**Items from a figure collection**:
*-*-*

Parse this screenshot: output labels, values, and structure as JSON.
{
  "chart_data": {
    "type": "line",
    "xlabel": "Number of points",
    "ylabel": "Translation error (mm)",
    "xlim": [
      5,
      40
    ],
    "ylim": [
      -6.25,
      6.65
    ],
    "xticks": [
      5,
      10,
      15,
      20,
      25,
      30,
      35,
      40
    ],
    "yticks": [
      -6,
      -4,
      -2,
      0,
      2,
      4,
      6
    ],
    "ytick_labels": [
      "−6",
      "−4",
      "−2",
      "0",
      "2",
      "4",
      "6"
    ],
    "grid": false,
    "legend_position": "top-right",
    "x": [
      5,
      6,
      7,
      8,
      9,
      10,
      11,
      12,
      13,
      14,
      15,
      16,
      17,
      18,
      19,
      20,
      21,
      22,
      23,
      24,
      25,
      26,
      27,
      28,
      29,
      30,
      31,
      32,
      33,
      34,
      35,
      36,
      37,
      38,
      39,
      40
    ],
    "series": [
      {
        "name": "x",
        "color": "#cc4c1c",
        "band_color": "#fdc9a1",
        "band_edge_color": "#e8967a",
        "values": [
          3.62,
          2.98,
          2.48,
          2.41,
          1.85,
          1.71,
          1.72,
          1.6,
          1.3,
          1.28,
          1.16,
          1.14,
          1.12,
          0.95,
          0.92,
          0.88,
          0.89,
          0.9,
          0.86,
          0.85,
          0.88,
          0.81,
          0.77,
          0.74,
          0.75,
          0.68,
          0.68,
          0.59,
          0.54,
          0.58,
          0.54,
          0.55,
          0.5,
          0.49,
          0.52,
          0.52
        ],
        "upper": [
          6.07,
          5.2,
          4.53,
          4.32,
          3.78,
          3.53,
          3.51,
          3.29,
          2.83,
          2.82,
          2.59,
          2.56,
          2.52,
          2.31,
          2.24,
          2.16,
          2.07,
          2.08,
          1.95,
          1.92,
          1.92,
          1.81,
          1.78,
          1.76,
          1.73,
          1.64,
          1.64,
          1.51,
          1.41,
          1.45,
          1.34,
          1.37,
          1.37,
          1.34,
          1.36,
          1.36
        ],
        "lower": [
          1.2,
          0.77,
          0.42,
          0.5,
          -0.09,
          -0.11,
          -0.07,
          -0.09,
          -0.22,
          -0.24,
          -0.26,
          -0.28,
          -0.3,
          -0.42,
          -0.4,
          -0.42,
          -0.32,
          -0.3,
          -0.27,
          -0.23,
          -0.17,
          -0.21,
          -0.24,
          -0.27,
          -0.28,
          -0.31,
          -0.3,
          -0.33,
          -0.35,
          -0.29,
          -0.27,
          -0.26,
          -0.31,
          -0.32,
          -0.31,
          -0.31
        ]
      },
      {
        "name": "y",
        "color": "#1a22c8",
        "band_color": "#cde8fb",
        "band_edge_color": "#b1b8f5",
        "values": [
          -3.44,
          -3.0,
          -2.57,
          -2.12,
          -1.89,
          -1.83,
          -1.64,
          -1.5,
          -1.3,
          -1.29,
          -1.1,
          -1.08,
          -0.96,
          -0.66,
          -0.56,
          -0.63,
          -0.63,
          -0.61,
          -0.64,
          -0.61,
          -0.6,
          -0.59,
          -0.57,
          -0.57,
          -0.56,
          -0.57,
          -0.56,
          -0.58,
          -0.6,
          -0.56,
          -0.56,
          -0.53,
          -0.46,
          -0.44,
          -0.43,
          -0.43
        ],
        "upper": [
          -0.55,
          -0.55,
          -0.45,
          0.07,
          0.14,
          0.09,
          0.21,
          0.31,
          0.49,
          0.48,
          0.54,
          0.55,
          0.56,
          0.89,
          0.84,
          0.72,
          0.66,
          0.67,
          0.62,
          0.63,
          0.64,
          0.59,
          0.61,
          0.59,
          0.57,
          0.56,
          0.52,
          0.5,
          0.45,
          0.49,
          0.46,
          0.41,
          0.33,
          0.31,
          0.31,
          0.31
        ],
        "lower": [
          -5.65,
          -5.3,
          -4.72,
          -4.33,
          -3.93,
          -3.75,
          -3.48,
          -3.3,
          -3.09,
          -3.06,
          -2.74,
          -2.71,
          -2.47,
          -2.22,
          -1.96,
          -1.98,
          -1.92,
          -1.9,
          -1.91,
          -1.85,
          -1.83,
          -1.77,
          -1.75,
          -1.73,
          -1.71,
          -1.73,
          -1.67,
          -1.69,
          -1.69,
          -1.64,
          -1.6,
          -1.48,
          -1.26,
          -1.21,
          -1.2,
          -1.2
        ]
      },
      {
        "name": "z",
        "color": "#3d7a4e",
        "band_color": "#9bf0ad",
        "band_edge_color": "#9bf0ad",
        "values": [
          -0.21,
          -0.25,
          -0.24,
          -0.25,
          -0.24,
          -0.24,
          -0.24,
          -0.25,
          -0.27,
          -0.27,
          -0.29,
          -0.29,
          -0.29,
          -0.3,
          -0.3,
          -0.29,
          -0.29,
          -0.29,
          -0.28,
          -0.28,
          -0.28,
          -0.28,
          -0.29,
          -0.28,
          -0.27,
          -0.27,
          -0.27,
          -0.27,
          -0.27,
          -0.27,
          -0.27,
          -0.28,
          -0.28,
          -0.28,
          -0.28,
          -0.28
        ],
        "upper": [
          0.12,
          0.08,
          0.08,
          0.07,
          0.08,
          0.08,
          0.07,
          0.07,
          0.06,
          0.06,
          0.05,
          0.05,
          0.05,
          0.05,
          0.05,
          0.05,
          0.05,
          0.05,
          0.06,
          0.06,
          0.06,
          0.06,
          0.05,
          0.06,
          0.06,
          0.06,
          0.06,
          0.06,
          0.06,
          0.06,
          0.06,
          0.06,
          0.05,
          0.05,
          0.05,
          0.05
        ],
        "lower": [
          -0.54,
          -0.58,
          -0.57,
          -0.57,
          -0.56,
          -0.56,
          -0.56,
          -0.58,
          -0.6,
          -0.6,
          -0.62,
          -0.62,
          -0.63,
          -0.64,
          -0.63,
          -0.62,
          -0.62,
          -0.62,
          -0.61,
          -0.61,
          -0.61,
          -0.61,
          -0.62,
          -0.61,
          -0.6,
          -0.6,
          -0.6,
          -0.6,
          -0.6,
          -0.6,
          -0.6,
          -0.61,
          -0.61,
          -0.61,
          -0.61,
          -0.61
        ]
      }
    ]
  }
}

*-*-*

**TASK STATEMENT**:
Repeat the listing in full, keeping every line exactly as it is.

**SOLUTION**:
Parse this screenshot: output labels, values, and structure as JSON.
{
  "chart_data": {
    "type": "line",
    "xlabel": "Number of points",
    "ylabel": "Translation error (mm)",
    "xlim": [
      5,
      40
    ],
    "ylim": [
      -6.25,
      6.65
    ],
    "xticks": [
      5,
      10,
      15,
      20,
      25,
      30,
      35,
      40
    ],
    "yticks": [
      -6,
      -4,
      -2,
      0,
      2,
      4,
      6
    ],
    "ytick_labels": [
      "−6",
      "−4",
      "−2",
      "0",
      "2",
      "4",
      "6"
    ],
    "grid": false,
    "legend_position": "top-right",
    "x": [
      5,
      6,
      7,
      8,
      9,
      10,
      11,
      12,
      13,
      14,
      15,
      16,
      17,
      18,
      19,
      20,
      21,
      22,
      23,
      24,
      25,
      26,
      27,
      28,
      29,
      30,
      31,
      32,
      33,
      34,
      35,
      36,
      37,
      38,
      39,
      40
    ],
    "series": [
      {
        "name": "x",
        "color": "#cc4c1c",
        "band_color": "#fdc9a1",
        "band_edge_color": "#e8967a",
        "values": [
          3.62,
          2.98,
          2.48,
          2.41,
          1.85,
          1.71,
          1.72,
          1.6,
          1.3,
          1.28,
          1.16,
          1.14,
          1.12,
          0.95,
          0.92,
          0.88,
          0.89,
          0.9,
          0.86,
          0.85,
          0.88,
          0.81,
          0.77,
          0.74,
          0.75,
          0.68,
          0.68,
          0.59,
          0.54,
          0.58,
          0.54,
          0.55,
          0.5,
          0.49,
          0.52,
          0.52
        ],
        "upper": [
          6.07,
          5.2,
          4.53,
          4.32,
          3.78,
          3.53,
          3.51,
          3.29,
          2.83,
          2.82,
          2.59,
          2.56,
          2.52,
          2.31,
          2.24,
          2.16,
          2.07,
          2.08,
          1.95,
          1.92,
          1.92,
          1.81,
          1.78,
          1.76,
          1.73,
          1.64,
          1.64,
          1.51,
          1.41,
          1.45,
          1.34,
          1.37,
          1.37,
          1.34,
          1.36,
          1.36
        ],
        "lower": [
          1.2,
          0.77,
          0.42,
          0.5,
          -0.09,
          -0.11,
          -0.07,
          -0.09,
          -0.22,
          -0.24,
          -0.26,
          -0.28,
          -0.3,
          -0.42,
          -0.4,
          -0.42,
          -0.32,
          -0.3,
          -0.27,
          -0.23,
          -0.17,
          -0.21,
          -0.24,
          -0.27,
          -0.28,
          -0.31,
          -0.3,
          -0.33,
          -0.35,
          -0.29,
          -0.27,
          -0.26,
          -0.31,
          -0.32,
          -0.31,
          -0.31
        ]
      },
      {
        "name": "y",
        "color": "#1a22c8",
        "band_color": "#cde8fb",
        "band_edge_color": "#b1b8f5",
        "values": [
          -3.44,
          -3.0,
          -2.57,
          -2.12,
          -1.89,
          -1.83,
          -1.64,
          -1.5,
          -1.3,
          -1.29,
          -1.1,
          -1.08,
          -0.96,
          -0.66,
          -0.56,
          -0.63,
          -0.63,
          -0.61,
          -0.64,
          -0.61,
          -0.6,
          -0.59,
          -0.57,
          -0.57,
          -0.56,
          -0.57,
          -0.56,
          -0.58,
          -0.6,
          -0.56,
          -0.56,
          -0.53,
          -0.46,
          -0.44,
          -0.43,
          -0.43
        ],
        "upper": [
          -0.55,
          -0.55,
          -0.45,
          0.07,
          0.14,
          0.09,
          0.21,
          0.31,
          0.49,
          0.48,
          0.54,
          0.55,
          0.56,
          0.89,
          0.84,
          0.72,
          0.66,
          0.67,
          0.62,
          0.63,
          0.64,
          0.59,
          0.61,
          0.59,
          0.57,
          0.56,
          0.52,
          0.5,
          0.45,
          0.49,
          0.46,
          0.41,
          0.33,
          0.31,
          0.31,
          0.31
        ],
        "lower": [
          -5.65,
          -5.3,
          -4.72,
          -4.33,
          -3.93,
          -3.75,
          -3.48,
          -3.3,
          -3.09,
          -3.06,
          -2.74,
          -2.71,
          -2.47,
          -2.22,
          -1.96,
          -1.98,
          -1.92,
          -1.9,
          -1.91,
          -1.85,
          -1.83,
          -1.77,
          -1.75,
          -1.73,
          -1.71,
          -1.73,
          -1.67,
          -1.69,
          -1.69,
          -1.64,
          -1.6,
          -1.48,
          -1.26,
          -1.21,
          -1.2,
          -1.2
        ]
      },
      {
        "name": "z",
        "color": "#3d7a4e",
        "band_color": "#9bf0ad",
        "band_edge_color": "#9bf0ad",
        "values": [
          -0.21,
          -0.25,
          -0.24,
          -0.25,
          -0.24,
          -0.24,
          -0.24,
          -0.25,
          -0.27,
          -0.27,
          -0.29,
          -0.29,
          -0.29,
          -0.3,
          -0.3,
          -0.29,
          -0.29,
          -0.29,
          -0.28,
          -0.28,
          -0.28,
          -0.28,
          -0.29,
          -0.28,
          -0.27,
          -0.27,
          -0.27,
          -0.27,
          -0.27,
          -0.27,
          -0.27,
          -0.28,
          -0.28,
          -0.28,
          -0.28,
          -0.28
        ],
        "upper": [
          0.12,
          0.08,
          0.08,
          0.07,
          0.08,
          0.08,
          0.07,
          0.07,
          0.06,
          0.06,
          0.05,
          0.05,
          0.05,
          0.05,
          0.05,
          0.05,
          0.05,
          0.05,
          0.06,
          0.06,
          0.06,
          0.06,
          0.05,
          0.06,
          0.06,
          0.06,
          0.06,
          0.06,
          0.06,
          0.06,
          0.06,
          0.06,
          0.05,
          0.05,
          0.05,
          0.05
        ],
        "lower": [
          -0.54,
          -0.58,
          -0.57,
          -0.57,
          -0.56,
          -0.56,
          -0.56,
          -0.58,
          -0.6,
          -0.6,
          -0.62,
          -0.62,
          -0.63,
          -0.64,
          -0.63,
          -0.62,
          -0.62,
          -0.62,
          -0.61,
          -0.61,
          -0.61,
          -0.61,
          -0.62,
          -0.61,
          -0.6,
          -0.6,
          -0.6,
          -0.6,
          -0.6,
          -0.6,
          -0.6,
          -0.61,
          -0.61,
          -0.61,
          -0.61,
          -0.61
        ]
      }
    ]
  }
}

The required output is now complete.